Task details:
Look through the listing below and give the number of lines that hold "našeho". Say nothing more.
────────────────────────────────────────
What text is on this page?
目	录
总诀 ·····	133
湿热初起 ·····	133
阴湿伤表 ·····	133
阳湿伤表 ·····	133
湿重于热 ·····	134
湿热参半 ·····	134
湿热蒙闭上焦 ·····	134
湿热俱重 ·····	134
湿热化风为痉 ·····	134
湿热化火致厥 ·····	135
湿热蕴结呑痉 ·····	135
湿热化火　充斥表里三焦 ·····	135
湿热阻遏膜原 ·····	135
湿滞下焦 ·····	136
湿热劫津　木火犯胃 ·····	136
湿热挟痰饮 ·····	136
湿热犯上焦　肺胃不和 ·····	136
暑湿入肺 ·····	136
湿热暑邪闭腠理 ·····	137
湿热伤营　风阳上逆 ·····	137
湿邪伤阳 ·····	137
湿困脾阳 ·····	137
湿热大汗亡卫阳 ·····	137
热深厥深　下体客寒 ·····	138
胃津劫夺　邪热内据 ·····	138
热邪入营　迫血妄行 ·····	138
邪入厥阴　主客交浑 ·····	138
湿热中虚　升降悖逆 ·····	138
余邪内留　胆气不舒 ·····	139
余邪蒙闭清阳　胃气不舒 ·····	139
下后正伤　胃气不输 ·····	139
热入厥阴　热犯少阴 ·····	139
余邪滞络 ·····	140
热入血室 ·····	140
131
────────────────────────────────────────
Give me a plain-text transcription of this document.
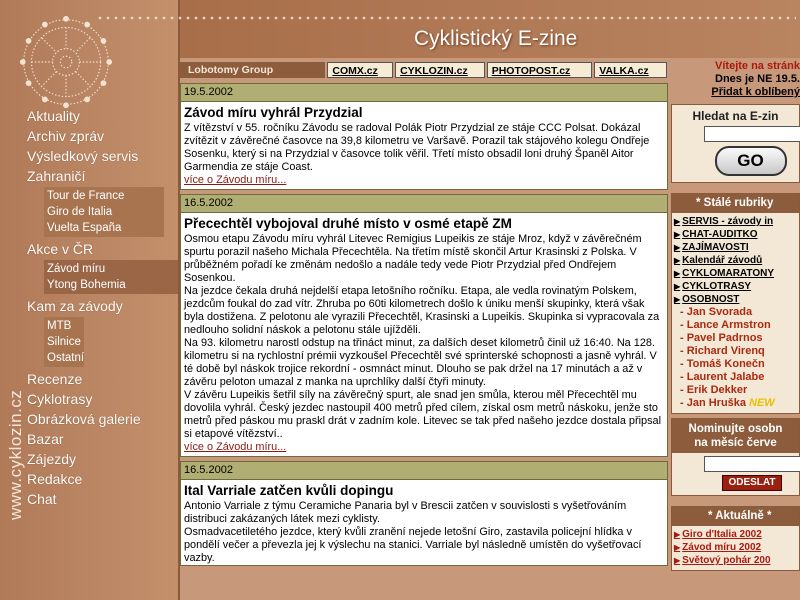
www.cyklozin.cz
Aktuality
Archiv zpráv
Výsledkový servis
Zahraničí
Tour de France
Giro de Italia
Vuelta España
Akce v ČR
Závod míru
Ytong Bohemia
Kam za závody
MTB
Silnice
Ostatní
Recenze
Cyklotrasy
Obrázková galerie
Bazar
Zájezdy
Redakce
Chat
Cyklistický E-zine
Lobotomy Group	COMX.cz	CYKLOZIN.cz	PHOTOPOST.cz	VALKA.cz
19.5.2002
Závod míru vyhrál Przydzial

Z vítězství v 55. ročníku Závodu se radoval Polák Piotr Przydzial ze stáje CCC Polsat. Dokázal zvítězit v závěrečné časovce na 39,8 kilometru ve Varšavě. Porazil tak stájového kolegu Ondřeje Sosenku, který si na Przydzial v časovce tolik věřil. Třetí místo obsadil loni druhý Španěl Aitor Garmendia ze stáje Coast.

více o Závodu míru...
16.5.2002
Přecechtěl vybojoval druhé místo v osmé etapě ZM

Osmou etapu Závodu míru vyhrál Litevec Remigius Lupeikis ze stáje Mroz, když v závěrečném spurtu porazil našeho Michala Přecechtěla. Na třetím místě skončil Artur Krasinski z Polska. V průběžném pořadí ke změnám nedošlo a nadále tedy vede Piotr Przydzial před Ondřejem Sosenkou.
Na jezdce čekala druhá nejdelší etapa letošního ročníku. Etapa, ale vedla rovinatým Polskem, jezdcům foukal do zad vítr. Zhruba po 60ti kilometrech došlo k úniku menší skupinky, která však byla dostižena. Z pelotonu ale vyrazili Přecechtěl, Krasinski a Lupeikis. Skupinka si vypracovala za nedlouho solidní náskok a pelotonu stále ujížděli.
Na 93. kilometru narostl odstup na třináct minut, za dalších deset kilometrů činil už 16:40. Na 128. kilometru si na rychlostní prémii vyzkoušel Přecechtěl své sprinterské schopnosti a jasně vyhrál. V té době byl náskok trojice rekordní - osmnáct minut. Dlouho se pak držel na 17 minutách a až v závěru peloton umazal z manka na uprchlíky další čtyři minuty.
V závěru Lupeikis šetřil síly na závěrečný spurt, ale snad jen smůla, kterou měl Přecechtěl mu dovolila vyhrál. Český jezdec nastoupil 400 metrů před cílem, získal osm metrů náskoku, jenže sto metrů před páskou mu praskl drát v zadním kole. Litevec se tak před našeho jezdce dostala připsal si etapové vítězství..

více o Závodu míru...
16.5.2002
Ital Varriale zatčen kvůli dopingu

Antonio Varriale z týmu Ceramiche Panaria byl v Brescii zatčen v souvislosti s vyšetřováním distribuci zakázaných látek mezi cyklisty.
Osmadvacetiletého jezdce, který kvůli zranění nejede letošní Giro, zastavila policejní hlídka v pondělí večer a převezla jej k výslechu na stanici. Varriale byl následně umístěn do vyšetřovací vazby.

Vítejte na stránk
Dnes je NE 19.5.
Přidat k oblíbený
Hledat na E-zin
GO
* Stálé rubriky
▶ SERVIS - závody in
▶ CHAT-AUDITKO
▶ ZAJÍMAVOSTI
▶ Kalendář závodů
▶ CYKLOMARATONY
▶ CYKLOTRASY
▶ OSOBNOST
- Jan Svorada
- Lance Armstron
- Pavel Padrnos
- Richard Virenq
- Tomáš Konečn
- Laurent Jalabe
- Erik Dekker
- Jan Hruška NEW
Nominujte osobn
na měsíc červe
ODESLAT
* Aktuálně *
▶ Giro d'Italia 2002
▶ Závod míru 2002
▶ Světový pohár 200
────────────────────────────────────────
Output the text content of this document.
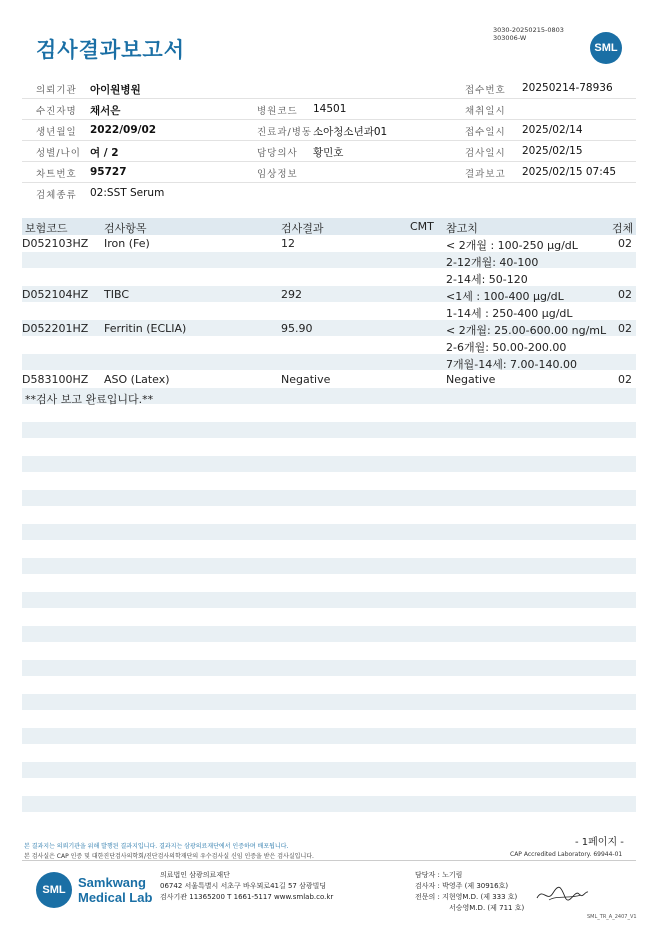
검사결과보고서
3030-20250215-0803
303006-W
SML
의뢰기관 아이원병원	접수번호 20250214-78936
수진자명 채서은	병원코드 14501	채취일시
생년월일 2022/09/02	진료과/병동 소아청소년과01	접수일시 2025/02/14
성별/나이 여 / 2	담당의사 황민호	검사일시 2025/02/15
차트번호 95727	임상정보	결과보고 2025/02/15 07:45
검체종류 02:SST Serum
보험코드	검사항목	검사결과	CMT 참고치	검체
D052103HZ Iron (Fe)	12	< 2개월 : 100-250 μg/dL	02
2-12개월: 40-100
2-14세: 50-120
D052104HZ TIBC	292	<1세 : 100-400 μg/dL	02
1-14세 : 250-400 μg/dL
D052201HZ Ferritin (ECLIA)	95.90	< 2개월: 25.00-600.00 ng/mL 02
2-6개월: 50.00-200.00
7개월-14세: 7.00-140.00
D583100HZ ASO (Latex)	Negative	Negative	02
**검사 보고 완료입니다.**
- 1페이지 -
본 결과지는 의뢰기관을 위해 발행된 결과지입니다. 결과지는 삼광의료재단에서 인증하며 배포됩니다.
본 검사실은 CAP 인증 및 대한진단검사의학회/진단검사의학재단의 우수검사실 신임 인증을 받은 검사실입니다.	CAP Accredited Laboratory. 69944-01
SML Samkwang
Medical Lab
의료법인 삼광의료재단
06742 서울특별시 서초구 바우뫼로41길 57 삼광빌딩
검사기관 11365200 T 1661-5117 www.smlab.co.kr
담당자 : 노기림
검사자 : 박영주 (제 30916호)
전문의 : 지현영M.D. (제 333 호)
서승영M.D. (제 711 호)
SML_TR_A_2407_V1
────────────────────────────────────────
Task output:
2